Input rows.
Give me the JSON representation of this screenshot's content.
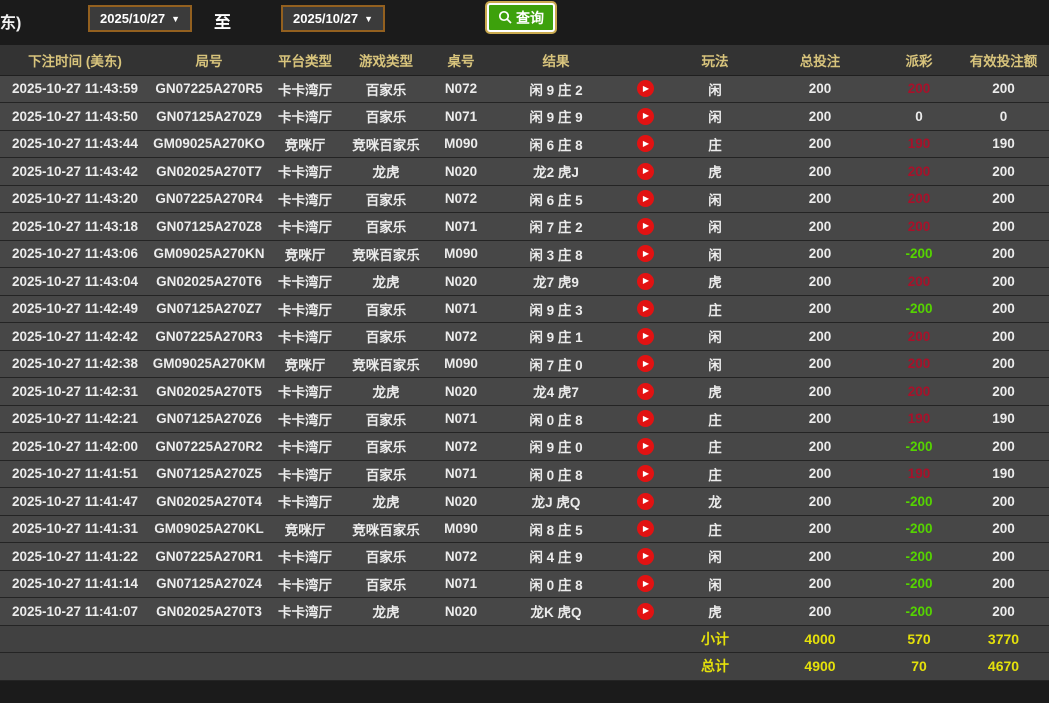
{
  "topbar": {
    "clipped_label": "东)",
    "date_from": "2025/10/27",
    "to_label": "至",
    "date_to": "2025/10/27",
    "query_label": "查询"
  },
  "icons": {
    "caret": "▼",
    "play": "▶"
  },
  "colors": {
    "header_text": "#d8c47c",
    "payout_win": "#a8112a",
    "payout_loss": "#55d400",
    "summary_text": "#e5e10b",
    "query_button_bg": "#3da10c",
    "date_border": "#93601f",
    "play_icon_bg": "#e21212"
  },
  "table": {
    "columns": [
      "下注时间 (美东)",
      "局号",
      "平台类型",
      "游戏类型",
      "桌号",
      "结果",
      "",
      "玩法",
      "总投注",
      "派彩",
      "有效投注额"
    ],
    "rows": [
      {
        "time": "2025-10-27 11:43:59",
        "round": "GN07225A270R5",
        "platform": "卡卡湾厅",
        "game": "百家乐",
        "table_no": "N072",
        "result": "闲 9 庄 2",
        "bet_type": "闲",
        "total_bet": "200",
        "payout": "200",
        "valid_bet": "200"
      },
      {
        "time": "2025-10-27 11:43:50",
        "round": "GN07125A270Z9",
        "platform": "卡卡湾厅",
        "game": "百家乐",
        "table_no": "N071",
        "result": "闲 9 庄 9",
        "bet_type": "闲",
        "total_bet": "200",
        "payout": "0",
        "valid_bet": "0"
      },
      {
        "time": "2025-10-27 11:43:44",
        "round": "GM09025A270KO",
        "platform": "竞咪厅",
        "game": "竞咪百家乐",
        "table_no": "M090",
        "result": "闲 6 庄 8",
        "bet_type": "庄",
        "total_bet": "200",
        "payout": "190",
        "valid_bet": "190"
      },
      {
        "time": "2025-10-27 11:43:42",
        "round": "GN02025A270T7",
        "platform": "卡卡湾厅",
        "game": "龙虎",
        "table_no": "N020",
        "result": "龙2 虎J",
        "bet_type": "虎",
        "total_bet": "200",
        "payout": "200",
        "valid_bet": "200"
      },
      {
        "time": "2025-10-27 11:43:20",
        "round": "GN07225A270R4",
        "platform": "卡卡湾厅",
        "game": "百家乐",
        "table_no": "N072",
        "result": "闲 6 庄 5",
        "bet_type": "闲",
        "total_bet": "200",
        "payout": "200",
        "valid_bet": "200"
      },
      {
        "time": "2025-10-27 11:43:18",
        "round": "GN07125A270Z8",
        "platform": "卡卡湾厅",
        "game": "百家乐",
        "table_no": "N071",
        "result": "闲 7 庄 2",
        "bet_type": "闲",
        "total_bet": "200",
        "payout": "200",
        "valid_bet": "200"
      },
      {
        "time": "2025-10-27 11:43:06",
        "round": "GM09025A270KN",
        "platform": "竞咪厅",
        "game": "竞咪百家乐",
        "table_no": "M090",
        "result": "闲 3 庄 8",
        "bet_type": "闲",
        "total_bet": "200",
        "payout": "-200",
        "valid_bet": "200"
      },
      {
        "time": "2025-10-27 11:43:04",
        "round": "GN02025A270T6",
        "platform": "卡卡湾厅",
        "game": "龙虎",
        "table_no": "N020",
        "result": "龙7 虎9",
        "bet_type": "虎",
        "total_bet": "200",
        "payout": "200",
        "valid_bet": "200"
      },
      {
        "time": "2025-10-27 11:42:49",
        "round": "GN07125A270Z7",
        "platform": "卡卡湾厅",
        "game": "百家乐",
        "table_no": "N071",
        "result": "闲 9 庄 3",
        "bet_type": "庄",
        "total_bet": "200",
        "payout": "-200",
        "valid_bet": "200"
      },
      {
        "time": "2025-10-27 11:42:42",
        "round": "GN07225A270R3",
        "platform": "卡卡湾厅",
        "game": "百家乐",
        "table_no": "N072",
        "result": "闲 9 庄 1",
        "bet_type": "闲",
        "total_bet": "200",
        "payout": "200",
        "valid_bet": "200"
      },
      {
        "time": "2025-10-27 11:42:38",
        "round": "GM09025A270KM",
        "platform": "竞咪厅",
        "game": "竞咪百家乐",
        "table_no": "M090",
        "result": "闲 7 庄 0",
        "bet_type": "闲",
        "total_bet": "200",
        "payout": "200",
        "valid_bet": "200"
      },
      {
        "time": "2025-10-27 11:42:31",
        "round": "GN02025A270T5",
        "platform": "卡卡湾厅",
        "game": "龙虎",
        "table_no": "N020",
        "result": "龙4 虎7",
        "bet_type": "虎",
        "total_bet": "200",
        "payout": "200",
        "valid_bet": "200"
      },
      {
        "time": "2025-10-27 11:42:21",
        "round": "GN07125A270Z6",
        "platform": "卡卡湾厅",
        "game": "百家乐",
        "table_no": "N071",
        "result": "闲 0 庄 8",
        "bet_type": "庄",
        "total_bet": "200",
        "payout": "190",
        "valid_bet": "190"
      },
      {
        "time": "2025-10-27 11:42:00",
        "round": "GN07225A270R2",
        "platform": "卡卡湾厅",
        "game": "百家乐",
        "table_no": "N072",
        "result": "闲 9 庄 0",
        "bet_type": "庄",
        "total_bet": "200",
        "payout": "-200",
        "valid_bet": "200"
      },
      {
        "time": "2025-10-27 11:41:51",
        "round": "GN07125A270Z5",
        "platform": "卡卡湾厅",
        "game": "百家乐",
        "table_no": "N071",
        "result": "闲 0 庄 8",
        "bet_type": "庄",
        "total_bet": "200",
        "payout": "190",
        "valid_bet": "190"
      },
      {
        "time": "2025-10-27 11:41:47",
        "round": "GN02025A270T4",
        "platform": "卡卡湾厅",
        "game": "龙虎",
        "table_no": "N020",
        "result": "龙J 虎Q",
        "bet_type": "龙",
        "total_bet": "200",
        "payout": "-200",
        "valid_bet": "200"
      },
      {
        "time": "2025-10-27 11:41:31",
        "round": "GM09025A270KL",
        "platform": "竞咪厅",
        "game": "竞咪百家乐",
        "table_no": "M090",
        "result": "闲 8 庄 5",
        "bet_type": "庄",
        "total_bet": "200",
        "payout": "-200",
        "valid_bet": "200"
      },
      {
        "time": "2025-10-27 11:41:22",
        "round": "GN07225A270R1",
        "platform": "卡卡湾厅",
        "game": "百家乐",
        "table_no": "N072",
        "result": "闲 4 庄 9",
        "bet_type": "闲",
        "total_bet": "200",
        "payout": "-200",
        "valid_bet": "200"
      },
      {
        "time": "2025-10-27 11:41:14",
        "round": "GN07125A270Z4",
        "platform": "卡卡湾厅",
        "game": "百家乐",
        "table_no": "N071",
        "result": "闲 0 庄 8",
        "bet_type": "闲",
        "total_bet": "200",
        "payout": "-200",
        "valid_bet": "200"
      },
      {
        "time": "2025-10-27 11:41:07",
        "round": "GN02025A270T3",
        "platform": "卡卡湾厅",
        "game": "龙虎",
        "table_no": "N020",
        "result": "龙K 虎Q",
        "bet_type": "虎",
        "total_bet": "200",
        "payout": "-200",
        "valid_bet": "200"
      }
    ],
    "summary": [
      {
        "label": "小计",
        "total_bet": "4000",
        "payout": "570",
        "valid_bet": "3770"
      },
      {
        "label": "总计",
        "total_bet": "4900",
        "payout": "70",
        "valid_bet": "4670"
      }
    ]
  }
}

Problem requirements. Write every record out again exactly; no pictures belong in the copy.

Answer for this exercise.
Give me the JSON representation of this screenshot's content.
{
  "topbar": {
    "clipped_label": "东)",
    "date_from": "2025/10/27",
    "to_label": "至",
    "date_to": "2025/10/27",
    "query_label": "查询"
  },
  "icons": {
    "caret": "▼",
    "play": "▶"
  },
  "colors": {
    "header_text": "#d8c47c",
    "payout_win": "#a8112a",
    "payout_loss": "#55d400",
    "summary_text": "#e5e10b",
    "query_button_bg": "#3da10c",
    "date_border": "#93601f",
    "play_icon_bg": "#e21212"
  },
  "table": {
    "columns": [
      "下注时间 (美东)",
      "局号",
      "平台类型",
      "游戏类型",
      "桌号",
      "结果",
      "",
      "玩法",
      "总投注",
      "派彩",
      "有效投注额"
    ],
    "rows": [
      {
        "time": "2025-10-27 11:43:59",
        "round": "GN07225A270R5",
        "platform": "卡卡湾厅",
        "game": "百家乐",
        "table_no": "N072",
        "result": "闲 9 庄 2",
        "bet_type": "闲",
        "total_bet": "200",
        "payout": "200",
        "valid_bet": "200"
      },
      {
        "time": "2025-10-27 11:43:50",
        "round": "GN07125A270Z9",
        "platform": "卡卡湾厅",
        "game": "百家乐",
        "table_no": "N071",
        "result": "闲 9 庄 9",
        "bet_type": "闲",
        "total_bet": "200",
        "payout": "0",
        "valid_bet": "0"
      },
      {
        "time": "2025-10-27 11:43:44",
        "round": "GM09025A270KO",
        "platform": "竞咪厅",
        "game": "竞咪百家乐",
        "table_no": "M090",
        "result": "闲 6 庄 8",
        "bet_type": "庄",
        "total_bet": "200",
        "payout": "190",
        "valid_bet": "190"
      },
      {
        "time": "2025-10-27 11:43:42",
        "round": "GN02025A270T7",
        "platform": "卡卡湾厅",
        "game": "龙虎",
        "table_no": "N020",
        "result": "龙2 虎J",
        "bet_type": "虎",
        "total_bet": "200",
        "payout": "200",
        "valid_bet": "200"
      },
      {
        "time": "2025-10-27 11:43:20",
        "round": "GN07225A270R4",
        "platform": "卡卡湾厅",
        "game": "百家乐",
        "table_no": "N072",
        "result": "闲 6 庄 5",
        "bet_type": "闲",
        "total_bet": "200",
        "payout": "200",
        "valid_bet": "200"
      },
      {
        "time": "2025-10-27 11:43:18",
        "round": "GN07125A270Z8",
        "platform": "卡卡湾厅",
        "game": "百家乐",
        "table_no": "N071",
        "result": "闲 7 庄 2",
        "bet_type": "闲",
        "total_bet": "200",
        "payout": "200",
        "valid_bet": "200"
      },
      {
        "time": "2025-10-27 11:43:06",
        "round": "GM09025A270KN",
        "platform": "竞咪厅",
        "game": "竞咪百家乐",
        "table_no": "M090",
        "result": "闲 3 庄 8",
        "bet_type": "闲",
        "total_bet": "200",
        "payout": "-200",
        "valid_bet": "200"
      },
      {
        "time": "2025-10-27 11:43:04",
        "round": "GN02025A270T6",
        "platform": "卡卡湾厅",
        "game": "龙虎",
        "table_no": "N020",
        "result": "龙7 虎9",
        "bet_type": "虎",
        "total_bet": "200",
        "payout": "200",
        "valid_bet": "200"
      },
      {
        "time": "2025-10-27 11:42:49",
        "round": "GN07125A270Z7",
        "platform": "卡卡湾厅",
        "game": "百家乐",
        "table_no": "N071",
        "result": "闲 9 庄 3",
        "bet_type": "庄",
        "total_bet": "200",
        "payout": "-200",
        "valid_bet": "200"
      },
      {
        "time": "2025-10-27 11:42:42",
        "round": "GN07225A270R3",
        "platform": "卡卡湾厅",
        "game": "百家乐",
        "table_no": "N072",
        "result": "闲 9 庄 1",
        "bet_type": "闲",
        "total_bet": "200",
        "payout": "200",
        "valid_bet": "200"
      },
      {
        "time": "2025-10-27 11:42:38",
        "round": "GM09025A270KM",
        "platform": "竞咪厅",
        "game": "竞咪百家乐",
        "table_no": "M090",
        "result": "闲 7 庄 0",
        "bet_type": "闲",
        "total_bet": "200",
        "payout": "200",
        "valid_bet": "200"
      },
      {
        "time": "2025-10-27 11:42:31",
        "round": "GN02025A270T5",
        "platform": "卡卡湾厅",
        "game": "龙虎",
        "table_no": "N020",
        "result": "龙4 虎7",
        "bet_type": "虎",
        "total_bet": "200",
        "payout": "200",
        "valid_bet": "200"
      },
      {
        "time": "2025-10-27 11:42:21",
        "round": "GN07125A270Z6",
        "platform": "卡卡湾厅",
        "game": "百家乐",
        "table_no": "N071",
        "result": "闲 0 庄 8",
        "bet_type": "庄",
        "total_bet": "200",
        "payout": "190",
        "valid_bet": "190"
      },
      {
        "time": "2025-10-27 11:42:00",
        "round": "GN07225A270R2",
        "platform": "卡卡湾厅",
        "game": "百家乐",
        "table_no": "N072",
        "result": "闲 9 庄 0",
        "bet_type": "庄",
        "total_bet": "200",
        "payout": "-200",
        "valid_bet": "200"
      },
      {
        "time": "2025-10-27 11:41:51",
        "round": "GN07125A270Z5",
        "platform": "卡卡湾厅",
        "game": "百家乐",
        "table_no": "N071",
        "result": "闲 0 庄 8",
        "bet_type": "庄",
        "total_bet": "200",
        "payout": "190",
        "valid_bet": "190"
      },
      {
        "time": "2025-10-27 11:41:47",
        "round": "GN02025A270T4",
        "platform": "卡卡湾厅",
        "game": "龙虎",
        "table_no": "N020",
        "result": "龙J 虎Q",
        "bet_type": "龙",
        "total_bet": "200",
        "payout": "-200",
        "valid_bet": "200"
      },
      {
        "time": "2025-10-27 11:41:31",
        "round": "GM09025A270KL",
        "platform": "竞咪厅",
        "game": "竞咪百家乐",
        "table_no": "M090",
        "result": "闲 8 庄 5",
        "bet_type": "庄",
        "total_bet": "200",
        "payout": "-200",
        "valid_bet": "200"
      },
      {
        "time": "2025-10-27 11:41:22",
        "round": "GN07225A270R1",
        "platform": "卡卡湾厅",
        "game": "百家乐",
        "table_no": "N072",
        "result": "闲 4 庄 9",
        "bet_type": "闲",
        "total_bet": "200",
        "payout": "-200",
        "valid_bet": "200"
      },
      {
        "time": "2025-10-27 11:41:14",
        "round": "GN07125A270Z4",
        "platform": "卡卡湾厅",
        "game": "百家乐",
        "table_no": "N071",
        "result": "闲 0 庄 8",
        "bet_type": "闲",
        "total_bet": "200",
        "payout": "-200",
        "valid_bet": "200"
      },
      {
        "time": "2025-10-27 11:41:07",
        "round": "GN02025A270T3",
        "platform": "卡卡湾厅",
        "game": "龙虎",
        "table_no": "N020",
        "result": "龙K 虎Q",
        "bet_type": "虎",
        "total_bet": "200",
        "payout": "-200",
        "valid_bet": "200"
      }
    ],
    "summary": [
      {
        "label": "小计",
        "total_bet": "4000",
        "payout": "570",
        "valid_bet": "3770"
      },
      {
        "label": "总计",
        "total_bet": "4900",
        "payout": "70",
        "valid_bet": "4670"
      }
    ]
  }
}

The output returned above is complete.